Directive — Your task is to transcribe all of the data below exactly, omitting the images.

Material provided —
** START **

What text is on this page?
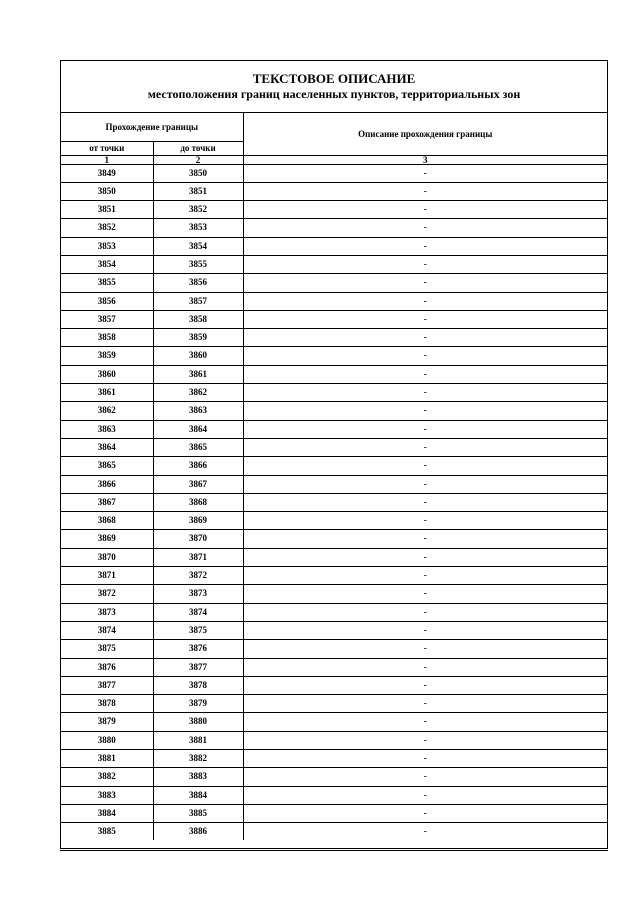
ТЕКСТОВОЕ ОПИСАНИЕ
местоположения границ населенных пунктов, территориальных зон
Прохождение границы		Описание прохождения границы
от точки	до точки	
1	2	3
3849	3850	-
3850	3851	-
3851	3852	-
3852	3853	-
3853	3854	-
3854	3855	-
3855	3856	-
3856	3857	-
3857	3858	-
3858	3859	-
3859	3860	-
3860	3861	-
3861	3862	-
3862	3863	-
3863	3864	-
3864	3865	-
3865	3866	-
3866	3867	-
3867	3868	-
3868	3869	-
3869	3870	-
3870	3871	-
3871	3872	-
3872	3873	-
3873	3874	-
3874	3875	-
3875	3876	-
3876	3877	-
3877	3878	-
3878	3879	-
3879	3880	-
3880	3881	-
3881	3882	-
3882	3883	-
3883	3884	-
3884	3885	-
3885	3886	-
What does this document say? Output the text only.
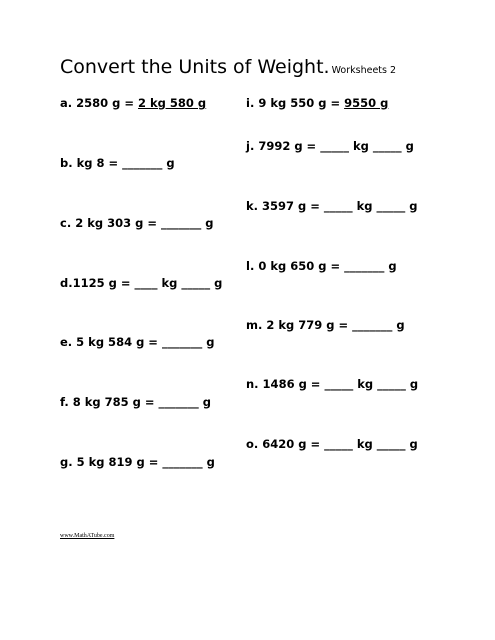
Convert the Units of Weight. Worksheets 2
a. 2580 g = 2 kg 580 g
b. kg 8 = _______ g
c. 2 kg 303 g = _______ g
d.1125 g = ____ kg _____ g
e. 5 kg 584 g = _______ g
f. 8 kg 785 g = _______ g
g. 5 kg 819 g = _______ g
i. 9 kg 550 g = 9550 g
j. 7992 g = _____ kg _____ g
k. 3597 g = _____ kg _____ g
l. 0 kg 650 g = _______ g
m. 2 kg 779 g = _______ g
n. 1486 g = _____ kg _____ g
o. 6420 g = _____ kg _____ g
www.MathATube.com
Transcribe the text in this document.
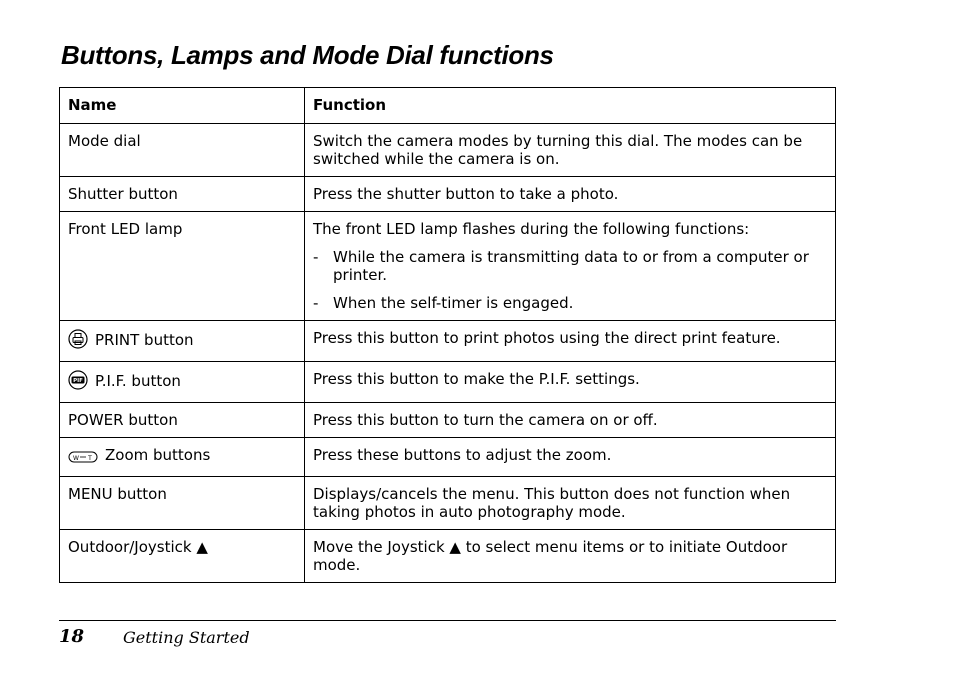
Buttons, Lamps and Mode Dial functions
Name	Function
Mode dial	Switch the camera modes by turning this dial. The modes can be switched while the camera is on.
Shutter button	Press the shutter button to take a photo.
Front LED lamp	The front LED lamp flashes during the following functions:
- While the camera is transmitting data to or from a computer or printer.
- When the self-timer is engaged.

PRINT button	Press this button to print photos using the direct print feature.

PIF P.I.F. button	Press this button to make the P.I.F. settings.
POWER button	Press this button to turn the camera on or off.

W T Zoom buttons	Press these buttons to adjust the zoom.
MENU button	Displays/cancels the menu. This button does not function when taking photos in auto photography mode.
Outdoor/Joystick ▲	Move the Joystick ▲ to select menu items or to initiate Outdoor mode.
18 Getting Started
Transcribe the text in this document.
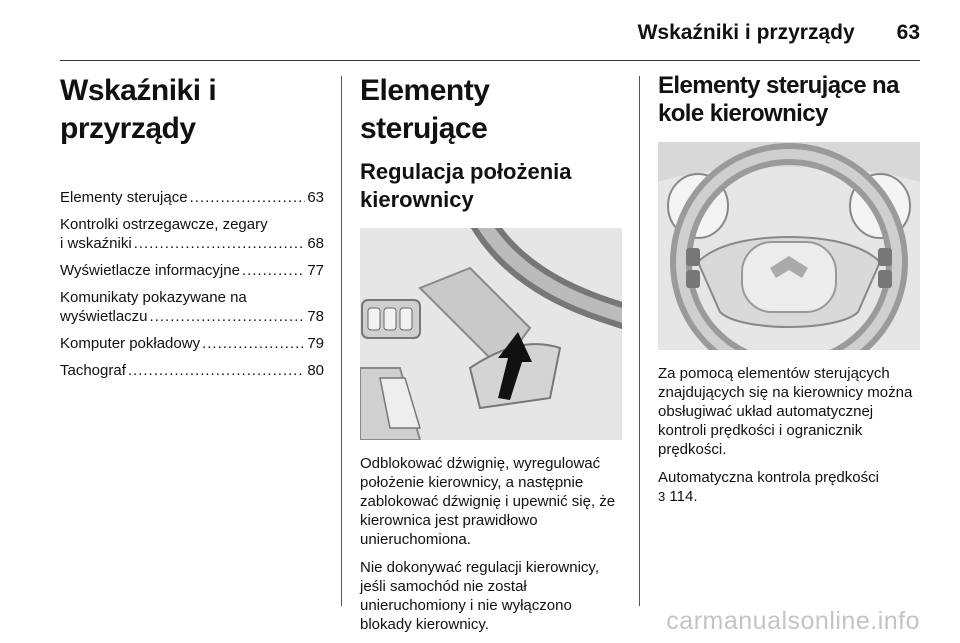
Wskaźniki i przyrządy 63
Wskaźniki i przyrządy
Elementy sterujące .....	63
Kontrolki ostrzegawcze, zegary
i wskaźniki .....	68
Wyświetlacze informacyjne .....	77
Komunikaty pokazywane na
wyświetlaczu .....	78
Komputer pokładowy .....	79
Tachograf .....	80
Elementy sterujące
Regulacja położenia kierownicy

Odblokować dźwignię, wyregulować położenie kierownicy, a następnie zablokować dźwignię i upewnić się, że kierownica jest prawidłowo unieruchomiona.

Nie dokonywać regulacji kierownicy, jeśli samochód nie został unieruchomiony i nie wyłączono blokady kierownicy.

Elementy sterujące na kole kierownicy

Za pomocą elementów sterujących znajdujących się na kierownicy można obsługiwać układ automatycznej kontroli prędkości i ogranicznik prędkości.

Automatyczna kontrola prędkości
3 114.

carmanualsonline.info
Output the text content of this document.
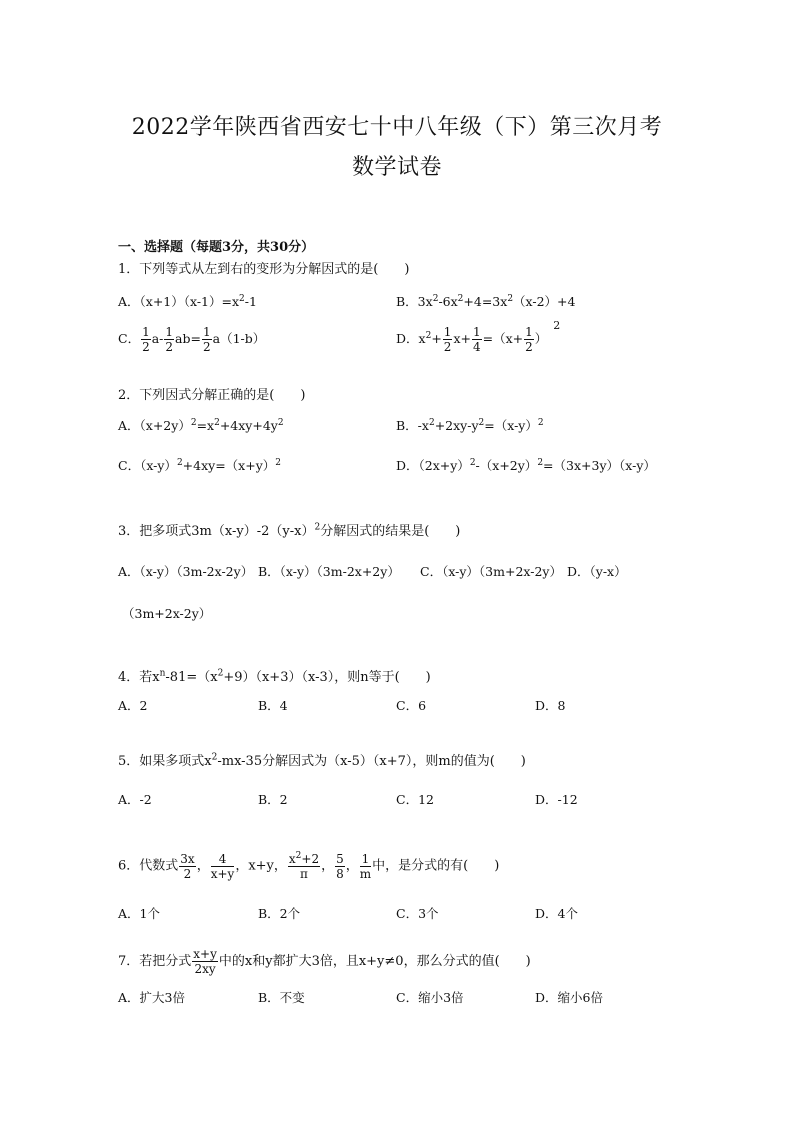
2022学年陕西省西安七十中八年级（下）第三次月考
数学试卷
一、选择题（每题3分，共30分）
1．下列等式从左到右的变形为分解因式的是(　　)
A．$(x+1)(x-1)=x^2-1$	B．$3x^2-6x^2+4=3x^2(x-2)+4$
C． $\frac{1}{2} a- \frac{1}{2} ab= \frac{1}{2} a(1-b)$	D．$x^2+ \frac{1}{2} x+ \frac{1}{4} =(x+ \frac{1}{2} )2$
2．下列因式分解正确的是(　　)
A．$(x+2y)^2=x^2+4xy+4y^2$	B．$-x^2+2xy-y^2=(x-y)^2$
C．$(x-y)^2+4xy=(x+y)^2$	D．$(2x+y)^2-(x+2y)^2=(3x+3y)(x-y)$
3．把多项式$3m(x-y)-2(y-x)^2$分解因式的结果是(　　)
A．（x-y）（3m-2x-2y） B．（x-y）（3m-2x+2y） C．（x-y）（3m+2x-2y） D．（y-x）
（3m+2x-2y）
4．若$x^n-81=(x^2+9)(x+3)(x-3)$，则n等于(　　)
A．2	B．4	C．6	D．8
5．如果多项式$x^2-mx-35$分解因式为（x-5）（x+7），则m的值为(　　)
A．-2	B．2	C．12	D．-12
6．代数式 $\frac{3x}{2}$ ， $\frac{4}{x+y}$ ，x+y， $\frac{x^2+2}{\pi}$ ， $\frac{5}{8}$ ， $\frac{1}{m}$ 中，是分式的有(　　)
A．1个	B．2个	C．3个	D．4个
7．若把分式 $\frac{x+y}{2xy}$ 中的x和y都扩大3倍，且x+y≠0，那么分式的值(　　)
A．扩大3倍	B．不变	C．缩小3倍	D．缩小6倍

** END **

Completed exercise —
What text is on this page?
ТЕКСТОВОЕ ОПИСАНИЕ
местоположения границ населенных пунктов, территориальных зон
Прохождение границы		Описание прохождения границы
от точки	до точки	
1	2	3
3849	3850	-
3850	3851	-
3851	3852	-
3852	3853	-
3853	3854	-
3854	3855	-
3855	3856	-
3856	3857	-
3857	3858	-
3858	3859	-
3859	3860	-
3860	3861	-
3861	3862	-
3862	3863	-
3863	3864	-
3864	3865	-
3865	3866	-
3866	3867	-
3867	3868	-
3868	3869	-
3869	3870	-
3870	3871	-
3871	3872	-
3872	3873	-
3873	3874	-
3874	3875	-
3875	3876	-
3876	3877	-
3877	3878	-
3878	3879	-
3879	3880	-
3880	3881	-
3881	3882	-
3882	3883	-
3883	3884	-
3884	3885	-
3885	3886	-
What does this document say? Output the text only.
Convert the Units of Weight. Worksheets 2
a. 2580 g = 2 kg 580 g
b. kg 8 = _______ g
c. 2 kg 303 g = _______ g
d.1125 g = ____ kg _____ g
e. 5 kg 584 g = _______ g
f. 8 kg 785 g = _______ g
g. 5 kg 819 g = _______ g
i. 9 kg 550 g = 9550 g
j. 7992 g = _____ kg _____ g
k. 3597 g = _____ kg _____ g
l. 0 kg 650 g = _______ g
m. 2 kg 779 g = _______ g
n. 1486 g = _____ kg _____ g
o. 6420 g = _____ kg _____ g
www.MathATube.com
Transcribe the text in this document.
Buttons, Lamps and Mode Dial functions
Name	Function
Mode dial	Switch the camera modes by turning this dial. The modes can be switched while the camera is on.
Shutter button	Press the shutter button to take a photo.
Front LED lamp	The front LED lamp flashes during the following functions:
- While the camera is transmitting data to or from a computer or printer.
- When the self-timer is engaged.

PRINT button	Press this button to print photos using the direct print feature.

PIF P.I.F. button	Press this button to make the P.I.F. settings.
POWER button	Press this button to turn the camera on or off.

W T Zoom buttons	Press these buttons to adjust the zoom.
MENU button	Displays/cancels the menu. This button does not function when taking photos in auto photography mode.
Outdoor/Joystick ▲	Move the Joystick ▲ to select menu items or to initiate Outdoor mode.
18 Getting Started
Transcribe the text in this document.
Wskaźniki i przyrządy 63
Wskaźniki i przyrządy
Elementy sterujące .....	63
Kontrolki ostrzegawcze, zegary
i wskaźniki .....	68
Wyświetlacze informacyjne .....	77
Komunikaty pokazywane na
wyświetlaczu .....	78
Komputer pokładowy .....	79
Tachograf .....	80
Elementy sterujące
Regulacja położenia kierownicy

Odblokować dźwignię, wyregulować położenie kierownicy, a następnie zablokować dźwignię i upewnić się, że kierownica jest prawidłowo unieruchomiona.

Nie dokonywać regulacji kierownicy, jeśli samochód nie został unieruchomiony i nie wyłączono blokady kierownicy.

Elementy sterujące na kole kierownicy

Za pomocą elementów sterujących znajdujących się na kierownicy można obsługiwać układ automatycznej kontroli prędkości i ogranicznik prędkości.

Automatyczna kontrola prędkości
3 114.

carmanualsonline.info
Output the text content of this document.
2022学年陕西省西安七十中八年级（下）第三次月考
数学试卷
一、选择题（每题3分，共30分）
1．下列等式从左到右的变形为分解因式的是(　　)
A．$(x+1)(x-1)=x^2-1$	B．$3x^2-6x^2+4=3x^2(x-2)+4$
C． $\frac{1}{2} a- \frac{1}{2} ab= \frac{1}{2} a(1-b)$	D．$x^2+ \frac{1}{2} x+ \frac{1}{4} =(x+ \frac{1}{2} )2$
2．下列因式分解正确的是(　　)
A．$(x+2y)^2=x^2+4xy+4y^2$	B．$-x^2+2xy-y^2=(x-y)^2$
C．$(x-y)^2+4xy=(x+y)^2$	D．$(2x+y)^2-(x+2y)^2=(3x+3y)(x-y)$
3．把多项式$3m(x-y)-2(y-x)^2$分解因式的结果是(　　)
A．（x-y）（3m-2x-2y） B．（x-y）（3m-2x+2y） C．（x-y）（3m+2x-2y） D．（y-x）
（3m+2x-2y）
4．若$x^n-81=(x^2+9)(x+3)(x-3)$，则n等于(　　)
A．2	B．4	C．6	D．8
5．如果多项式$x^2-mx-35$分解因式为（x-5）（x+7），则m的值为(　　)
A．-2	B．2	C．12	D．-12
6．代数式 $\frac{3x}{2}$ ， $\frac{4}{x+y}$ ，x+y， $\frac{x^2+2}{\pi}$ ， $\frac{5}{8}$ ， $\frac{1}{m}$ 中，是分式的有(　　)
A．1个	B．2个	C．3个	D．4个
7．若把分式 $\frac{x+y}{2xy}$ 中的x和y都扩大3倍，且x+y≠0，那么分式的值(　　)
A．扩大3倍	B．不变	C．缩小3倍	D．缩小6倍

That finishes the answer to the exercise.